▶ **EXERCISE BRIEF**: Leave out the pictures and copy the remaining records exactly.

▶ **Figure record extracts**:
···
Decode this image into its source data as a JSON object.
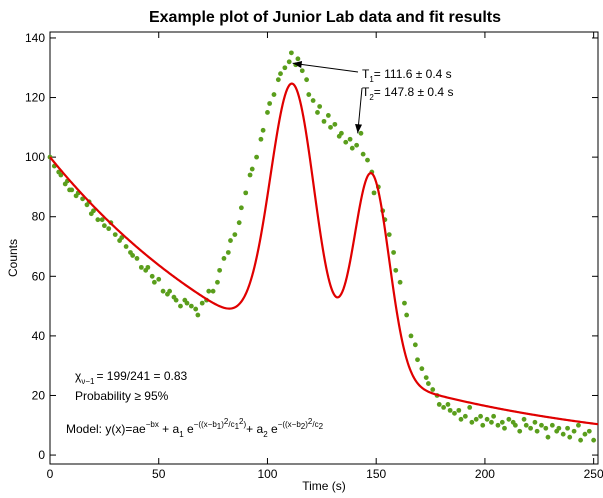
{
  "chart_data": {
    "type": "scatter",
    "title": "Example plot of Junior Lab data and fit results",
    "xlabel": "Time (s)",
    "ylabel": "Counts",
    "xlim": [
      0,
      252
    ],
    "ylim": [
      -3,
      142
    ],
    "xticks": [
      "0",
      "50",
      "100",
      "150",
      "200",
      "250"
    ],
    "yticks": [
      "0",
      "20",
      "40",
      "60",
      "80",
      "100",
      "120",
      "140"
    ],
    "grid": false,
    "colors": {
      "data": "#5a9e1c",
      "fit": "#e00000"
    },
    "series": [
      {
        "kind": "points",
        "x": [
          0,
          2,
          4,
          5,
          7,
          8,
          9,
          10,
          12,
          13,
          15,
          17,
          18,
          19,
          20,
          22,
          24,
          25,
          27,
          28,
          30,
          32,
          33,
          35,
          37,
          38,
          40,
          42,
          44,
          45,
          47,
          48,
          50,
          52,
          54,
          55,
          57,
          58,
          60,
          62,
          63,
          65,
          67,
          68,
          70,
          72,
          73,
          75,
          77,
          78,
          80,
          82,
          83,
          85,
          87,
          88,
          90,
          92,
          93,
          95,
          97,
          98,
          100,
          101,
          103,
          105,
          106,
          108,
          110,
          111,
          113,
          114,
          116,
          118,
          119,
          121,
          123,
          124,
          126,
          128,
          129,
          131,
          133,
          134,
          136,
          138,
          139,
          141,
          143,
          144,
          146,
          148,
          149,
          151,
          153,
          154,
          156,
          158,
          159,
          161,
          163,
          164,
          166,
          168,
          169,
          171,
          173,
          174,
          176,
          178,
          179,
          181,
          183,
          184,
          186,
          188,
          189,
          191,
          193,
          194,
          196,
          198,
          199,
          201,
          203,
          204,
          206,
          208,
          209,
          211,
          213,
          214,
          216,
          218,
          219,
          221,
          223,
          224,
          226,
          228,
          229,
          231,
          233,
          234,
          236,
          238,
          239,
          241,
          243,
          244,
          246,
          248,
          250
        ],
        "y": [
          100,
          97,
          95,
          94,
          91,
          92,
          89,
          89,
          87,
          88,
          86,
          84,
          85,
          81,
          82,
          79,
          79,
          77,
          76,
          78,
          74,
          72,
          73,
          70,
          68,
          67,
          66,
          63,
          62,
          63,
          60,
          58,
          59,
          55,
          54,
          55,
          53,
          52,
          50,
          52,
          51,
          50,
          49,
          47,
          51,
          52,
          55,
          55,
          58,
          62,
          66,
          68,
          72,
          74,
          78,
          83,
          88,
          94,
          96,
          100,
          106,
          109,
          115,
          118,
          121,
          126,
          128,
          130,
          132,
          135,
          131,
          133,
          129,
          126,
          121,
          119,
          115,
          117,
          112,
          114,
          110,
          111,
          107,
          108,
          105,
          106,
          103,
          104,
          108,
          101,
          99,
          95,
          88,
          90,
          82,
          79,
          74,
          68,
          62,
          58,
          51,
          47,
          40,
          37,
          32,
          29,
          26,
          24,
          22,
          20,
          17,
          16,
          17,
          15,
          14,
          15,
          12,
          13,
          16,
          11,
          12,
          13,
          10,
          12,
          11,
          13,
          10,
          11,
          9,
          12,
          11,
          10,
          8,
          12,
          10,
          9,
          11,
          8,
          10,
          9,
          6,
          10,
          8,
          9,
          7,
          9,
          6,
          8,
          10,
          5,
          7,
          8,
          5
        ]
      },
      {
        "kind": "fit",
        "model": {
          "a": 100,
          "b": 0.009,
          "a1": 88,
          "b1": 111.6,
          "c1": 14.5,
          "a2": 68,
          "b2": 147.8,
          "c2": 11.5
        }
      }
    ],
    "annotations": {
      "t1": {
        "main": "T",
        "sub": "1",
        "rest": "= 111.6 ± 0.4 s",
        "target_x": 111.6,
        "target_y": 131.5
      },
      "t2": {
        "main": "T",
        "sub": "2",
        "rest": "= 147.8 ± 0.4 s",
        "target_x": 141.5,
        "target_y": 108
      },
      "chi": {
        "main": "χ",
        "sub": "ν−1",
        "rest": "= 199/241 = 0.83"
      },
      "probability": "Probability ≥ 95%",
      "model": {
        "prefix": "Model: y(x)=ae",
        "exp1": "−bx",
        "part2": " + a",
        "sub_a1": "1",
        "part2b": " e",
        "exp2": "−((x−b",
        "exp2_sub1": "1",
        "exp2_mid": ")",
        "exp2_sup2": "2",
        "exp2_slash": "/c",
        "exp2_sub_c1": "1",
        "exp2_sup_c": "2",
        "exp2_close": ")",
        "part3": "+ a",
        "sub_a2": "2",
        "part3b": " e",
        "exp3": "−((x−b",
        "exp3_sub2": "2",
        "exp3_mid": ")",
        "exp3_sup2": "2",
        "exp3_slash": "/c",
        "exp3_sub_c2": "2"
      }
    }
  }
}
···
▶ **SOLUTION TO THE PROBLEM**:
Decode this image into its source data as a JSON object.
{
  "chart_data": {
    "type": "scatter",
    "title": "Example plot of Junior Lab data and fit results",
    "xlabel": "Time (s)",
    "ylabel": "Counts",
    "xlim": [
      0,
      252
    ],
    "ylim": [
      -3,
      142
    ],
    "xticks": [
      "0",
      "50",
      "100",
      "150",
      "200",
      "250"
    ],
    "yticks": [
      "0",
      "20",
      "40",
      "60",
      "80",
      "100",
      "120",
      "140"
    ],
    "grid": false,
    "colors": {
      "data": "#5a9e1c",
      "fit": "#e00000"
    },
    "series": [
      {
        "kind": "points",
        "x": [
          0,
          2,
          4,
          5,
          7,
          8,
          9,
          10,
          12,
          13,
          15,
          17,
          18,
          19,
          20,
          22,
          24,
          25,
          27,
          28,
          30,
          32,
          33,
          35,
          37,
          38,
          40,
          42,
          44,
          45,
          47,
          48,
          50,
          52,
          54,
          55,
          57,
          58,
          60,
          62,
          63,
          65,
          67,
          68,
          70,
          72,
          73,
          75,
          77,
          78,
          80,
          82,
          83,
          85,
          87,
          88,
          90,
          92,
          93,
          95,
          97,
          98,
          100,
          101,
          103,
          105,
          106,
          108,
          110,
          111,
          113,
          114,
          116,
          118,
          119,
          121,
          123,
          124,
          126,
          128,
          129,
          131,
          133,
          134,
          136,
          138,
          139,
          141,
          143,
          144,
          146,
          148,
          149,
          151,
          153,
          154,
          156,
          158,
          159,
          161,
          163,
          164,
          166,
          168,
          169,
          171,
          173,
          174,
          176,
          178,
          179,
          181,
          183,
          184,
          186,
          188,
          189,
          191,
          193,
          194,
          196,
          198,
          199,
          201,
          203,
          204,
          206,
          208,
          209,
          211,
          213,
          214,
          216,
          218,
          219,
          221,
          223,
          224,
          226,
          228,
          229,
          231,
          233,
          234,
          236,
          238,
          239,
          241,
          243,
          244,
          246,
          248,
          250
        ],
        "y": [
          100,
          97,
          95,
          94,
          91,
          92,
          89,
          89,
          87,
          88,
          86,
          84,
          85,
          81,
          82,
          79,
          79,
          77,
          76,
          78,
          74,
          72,
          73,
          70,
          68,
          67,
          66,
          63,
          62,
          63,
          60,
          58,
          59,
          55,
          54,
          55,
          53,
          52,
          50,
          52,
          51,
          50,
          49,
          47,
          51,
          52,
          55,
          55,
          58,
          62,
          66,
          68,
          72,
          74,
          78,
          83,
          88,
          94,
          96,
          100,
          106,
          109,
          115,
          118,
          121,
          126,
          128,
          130,
          132,
          135,
          131,
          133,
          129,
          126,
          121,
          119,
          115,
          117,
          112,
          114,
          110,
          111,
          107,
          108,
          105,
          106,
          103,
          104,
          108,
          101,
          99,
          95,
          88,
          90,
          82,
          79,
          74,
          68,
          62,
          58,
          51,
          47,
          40,
          37,
          32,
          29,
          26,
          24,
          22,
          20,
          17,
          16,
          17,
          15,
          14,
          15,
          12,
          13,
          16,
          11,
          12,
          13,
          10,
          12,
          11,
          13,
          10,
          11,
          9,
          12,
          11,
          10,
          8,
          12,
          10,
          9,
          11,
          8,
          10,
          9,
          6,
          10,
          8,
          9,
          7,
          9,
          6,
          8,
          10,
          5,
          7,
          8,
          5
        ]
      },
      {
        "kind": "fit",
        "model": {
          "a": 100,
          "b": 0.009,
          "a1": 88,
          "b1": 111.6,
          "c1": 14.5,
          "a2": 68,
          "b2": 147.8,
          "c2": 11.5
        }
      }
    ],
    "annotations": {
      "t1": {
        "main": "T",
        "sub": "1",
        "rest": "= 111.6 ± 0.4 s",
        "target_x": 111.6,
        "target_y": 131.5
      },
      "t2": {
        "main": "T",
        "sub": "2",
        "rest": "= 147.8 ± 0.4 s",
        "target_x": 141.5,
        "target_y": 108
      },
      "chi": {
        "main": "χ",
        "sub": "ν−1",
        "rest": "= 199/241 = 0.83"
      },
      "probability": "Probability ≥ 95%",
      "model": {
        "prefix": "Model: y(x)=ae",
        "exp1": "−bx",
        "part2": " + a",
        "sub_a1": "1",
        "part2b": " e",
        "exp2": "−((x−b",
        "exp2_sub1": "1",
        "exp2_mid": ")",
        "exp2_sup2": "2",
        "exp2_slash": "/c",
        "exp2_sub_c1": "1",
        "exp2_sup_c": "2",
        "exp2_close": ")",
        "part3": "+ a",
        "sub_a2": "2",
        "part3b": " e",
        "exp3": "−((x−b",
        "exp3_sub2": "2",
        "exp3_mid": ")",
        "exp3_sup2": "2",
        "exp3_slash": "/c",
        "exp3_sub_c2": "2"
      }
    }
  }
}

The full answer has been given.